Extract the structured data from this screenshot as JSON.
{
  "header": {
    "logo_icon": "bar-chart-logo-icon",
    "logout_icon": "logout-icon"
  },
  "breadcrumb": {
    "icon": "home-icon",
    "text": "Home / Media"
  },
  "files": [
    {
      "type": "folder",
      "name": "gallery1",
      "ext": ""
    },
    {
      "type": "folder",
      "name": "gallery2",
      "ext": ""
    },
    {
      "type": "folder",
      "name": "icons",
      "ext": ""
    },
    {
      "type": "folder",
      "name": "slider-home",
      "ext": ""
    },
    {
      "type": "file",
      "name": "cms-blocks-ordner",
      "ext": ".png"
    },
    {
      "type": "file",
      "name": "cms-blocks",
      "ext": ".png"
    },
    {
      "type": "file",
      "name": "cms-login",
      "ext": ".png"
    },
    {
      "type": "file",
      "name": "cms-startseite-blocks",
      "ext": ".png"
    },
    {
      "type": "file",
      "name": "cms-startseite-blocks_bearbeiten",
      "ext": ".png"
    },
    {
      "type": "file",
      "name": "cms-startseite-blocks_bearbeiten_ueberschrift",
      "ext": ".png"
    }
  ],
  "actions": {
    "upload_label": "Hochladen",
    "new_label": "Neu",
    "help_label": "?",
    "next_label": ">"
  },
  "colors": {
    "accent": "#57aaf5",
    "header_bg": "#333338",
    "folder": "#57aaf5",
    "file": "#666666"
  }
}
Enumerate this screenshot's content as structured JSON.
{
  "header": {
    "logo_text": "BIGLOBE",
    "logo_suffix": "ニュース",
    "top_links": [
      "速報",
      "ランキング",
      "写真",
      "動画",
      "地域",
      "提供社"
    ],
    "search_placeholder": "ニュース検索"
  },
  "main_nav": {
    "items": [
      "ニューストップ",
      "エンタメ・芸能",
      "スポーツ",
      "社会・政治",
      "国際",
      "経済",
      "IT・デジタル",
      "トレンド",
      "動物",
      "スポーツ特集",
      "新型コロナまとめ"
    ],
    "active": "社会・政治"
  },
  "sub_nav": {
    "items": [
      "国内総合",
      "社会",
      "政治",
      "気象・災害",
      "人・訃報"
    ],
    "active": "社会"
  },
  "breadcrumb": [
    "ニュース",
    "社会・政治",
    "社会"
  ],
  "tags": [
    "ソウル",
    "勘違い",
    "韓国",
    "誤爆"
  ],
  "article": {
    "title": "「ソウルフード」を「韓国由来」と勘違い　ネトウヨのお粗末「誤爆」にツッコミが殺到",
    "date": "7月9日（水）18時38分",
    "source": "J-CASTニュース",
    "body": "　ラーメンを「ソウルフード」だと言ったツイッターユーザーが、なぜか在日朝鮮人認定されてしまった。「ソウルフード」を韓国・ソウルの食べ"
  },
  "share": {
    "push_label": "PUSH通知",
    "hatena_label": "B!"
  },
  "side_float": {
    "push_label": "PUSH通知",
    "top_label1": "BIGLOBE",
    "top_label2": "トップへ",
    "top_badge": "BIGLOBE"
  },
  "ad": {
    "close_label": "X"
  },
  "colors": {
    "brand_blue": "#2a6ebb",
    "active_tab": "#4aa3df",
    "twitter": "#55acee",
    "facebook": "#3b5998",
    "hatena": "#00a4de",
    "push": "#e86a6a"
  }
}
================
◆ DO THIS
Each entry above needs to be retyped exactly.

◆ WRITTEN RESPONSE
Extract the structured data from this screenshot as JSON.
{
  "header": {
    "logo_icon": "bar-chart-logo-icon",
    "logout_icon": "logout-icon"
  },
  "breadcrumb": {
    "icon": "home-icon",
    "text": "Home / Media"
  },
  "files": [
    {
      "type": "folder",
      "name": "gallery1",
      "ext": ""
    },
    {
      "type": "folder",
      "name": "gallery2",
      "ext": ""
    },
    {
      "type": "folder",
      "name": "icons",
      "ext": ""
    },
    {
      "type": "folder",
      "name": "slider-home",
      "ext": ""
    },
    {
      "type": "file",
      "name": "cms-blocks-ordner",
      "ext": ".png"
    },
    {
      "type": "file",
      "name": "cms-blocks",
      "ext": ".png"
    },
    {
      "type": "file",
      "name": "cms-login",
      "ext": ".png"
    },
    {
      "type": "file",
      "name": "cms-startseite-blocks",
      "ext": ".png"
    },
    {
      "type": "file",
      "name": "cms-startseite-blocks_bearbeiten",
      "ext": ".png"
    },
    {
      "type": "file",
      "name": "cms-startseite-blocks_bearbeiten_ueberschrift",
      "ext": ".png"
    }
  ],
  "actions": {
    "upload_label": "Hochladen",
    "new_label": "Neu",
    "help_label": "?",
    "next_label": ">"
  },
  "colors": {
    "accent": "#57aaf5",
    "header_bg": "#333338",
    "folder": "#57aaf5",
    "file": "#666666"
  }
}
Enumerate this screenshot's content as structured JSON.
{
  "header": {
    "logo_text": "BIGLOBE",
    "logo_suffix": "ニュース",
    "top_links": [
      "速報",
      "ランキング",
      "写真",
      "動画",
      "地域",
      "提供社"
    ],
    "search_placeholder": "ニュース検索"
  },
  "main_nav": {
    "items": [
      "ニューストップ",
      "エンタメ・芸能",
      "スポーツ",
      "社会・政治",
      "国際",
      "経済",
      "IT・デジタル",
      "トレンド",
      "動物",
      "スポーツ特集",
      "新型コロナまとめ"
    ],
    "active": "社会・政治"
  },
  "sub_nav": {
    "items": [
      "国内総合",
      "社会",
      "政治",
      "気象・災害",
      "人・訃報"
    ],
    "active": "社会"
  },
  "breadcrumb": [
    "ニュース",
    "社会・政治",
    "社会"
  ],
  "tags": [
    "ソウル",
    "勘違い",
    "韓国",
    "誤爆"
  ],
  "article": {
    "title": "「ソウルフード」を「韓国由来」と勘違い　ネトウヨのお粗末「誤爆」にツッコミが殺到",
    "date": "7月9日（水）18時38分",
    "source": "J-CASTニュース",
    "body": "　ラーメンを「ソウルフード」だと言ったツイッターユーザーが、なぜか在日朝鮮人認定されてしまった。「ソウルフード」を韓国・ソウルの食べ"
  },
  "share": {
    "push_label": "PUSH通知",
    "hatena_label": "B!"
  },
  "side_float": {
    "push_label": "PUSH通知",
    "top_label1": "BIGLOBE",
    "top_label2": "トップへ",
    "top_badge": "BIGLOBE"
  },
  "ad": {
    "close_label": "X"
  },
  "colors": {
    "brand_blue": "#2a6ebb",
    "active_tab": "#4aa3df",
    "twitter": "#55acee",
    "facebook": "#3b5998",
    "hatena": "#00a4de",
    "push": "#e86a6a"
  }
}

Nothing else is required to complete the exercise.